Exercise requirements:
Rewrite the lines of the entries below from the line holding "plot-area (80, 30, 581, 400)" through the line holding "x-axis-title: Year (317, 429, 346, 444)", inclusive, substituting "Mean Price" for "Average Price". Leave everything else unchanged.

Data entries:
============================================================

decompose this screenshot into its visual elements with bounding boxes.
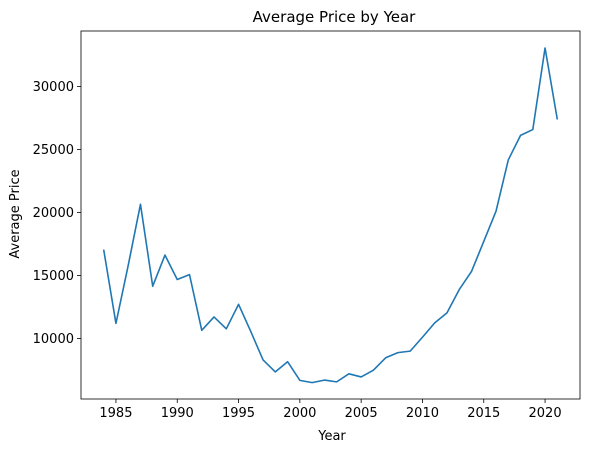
plot-area (80, 30, 581, 400)
data-point (434, 322, 436, 324)
data-point (458, 288, 460, 290)
data-point (532, 128, 534, 130)
series-line-0 (102, 47, 559, 384)
data-point (323, 379, 325, 381)
x-tick-label: 1990 (161, 406, 194, 421)
x-axis-ticks: 1985 1990 1995 2000 2005 2010 2015 2020 (99, 399, 562, 421)
y-tick-label: 15000 (33, 269, 74, 284)
data-point (164, 254, 166, 256)
data-point (348, 373, 350, 375)
data-point (483, 240, 485, 242)
data-point (102, 248, 104, 250)
y-tick-label: 20000 (33, 206, 74, 221)
data-point (213, 316, 215, 318)
data-point (225, 328, 227, 330)
x-tick-label: 2005 (345, 406, 378, 421)
data-point (384, 357, 386, 359)
data-point (127, 264, 129, 266)
data-point (360, 376, 362, 378)
data-point (372, 369, 374, 371)
y-axis-title: Average Price (8, 169, 23, 258)
x-tick-label: 2000 (283, 406, 316, 421)
data-point (188, 273, 190, 275)
data-point (311, 381, 313, 383)
data-point (507, 159, 509, 161)
data-point (470, 270, 472, 272)
y-tick-label: 25000 (33, 143, 74, 158)
x-axis-title: Year (317, 429, 346, 444)
x-tick-label: 2010 (406, 406, 439, 421)
data-point (519, 134, 521, 136)
x-tick-label: 2020 (529, 406, 562, 421)
data-point (250, 330, 252, 332)
data-point (262, 359, 264, 361)
data-point (201, 329, 203, 331)
data-point (115, 322, 117, 324)
plot-frame (80, 30, 581, 400)
data-point (176, 278, 178, 280)
data-point (299, 379, 301, 381)
data-point (446, 312, 448, 314)
y-tick-label: 30000 (33, 80, 74, 95)
data-point (556, 118, 558, 120)
data-point (286, 361, 288, 363)
data-point (421, 336, 423, 338)
data-point (139, 203, 141, 205)
data-point (335, 381, 337, 383)
data-point (495, 210, 497, 212)
x-tick-label: 1995 (222, 406, 255, 421)
data-point (274, 371, 276, 373)
data-point (152, 285, 154, 287)
data-point (409, 350, 411, 352)
x-tick-label: 2015 (467, 406, 500, 421)
x-tick-label: 1985 (99, 406, 132, 421)
y-axis-ticks: 10000 15000 20000 25000 30000 (33, 80, 81, 347)
data-point (544, 47, 546, 49)
data-point (397, 351, 399, 353)
chart-title: Average Price by Year (253, 8, 416, 26)
data-point (237, 303, 239, 305)
y-tick-label: 10000 (33, 332, 74, 347)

============================================================

Solution:
plot-area (80, 30, 581, 400)
data-point (434, 322, 436, 324)
data-point (458, 288, 460, 290)
data-point (532, 128, 534, 130)
series-line-0 (102, 47, 559, 384)
data-point (323, 379, 325, 381)
x-tick-label: 1990 (161, 406, 194, 421)
x-axis-ticks: 1985 1990 1995 2000 2005 2010 2015 2020 (99, 399, 562, 421)
y-tick-label: 15000 (33, 269, 74, 284)
data-point (164, 254, 166, 256)
data-point (348, 373, 350, 375)
data-point (483, 240, 485, 242)
data-point (102, 248, 104, 250)
y-tick-label: 20000 (33, 206, 74, 221)
data-point (213, 316, 215, 318)
data-point (225, 328, 227, 330)
x-tick-label: 2005 (345, 406, 378, 421)
data-point (384, 357, 386, 359)
data-point (127, 264, 129, 266)
data-point (360, 376, 362, 378)
data-point (372, 369, 374, 371)
y-axis-title: Mean Price (8, 169, 23, 258)
x-tick-label: 2000 (283, 406, 316, 421)
data-point (188, 273, 190, 275)
data-point (311, 381, 313, 383)
data-point (507, 159, 509, 161)
data-point (470, 270, 472, 272)
y-tick-label: 25000 (33, 143, 74, 158)
x-axis-title: Year (317, 429, 346, 444)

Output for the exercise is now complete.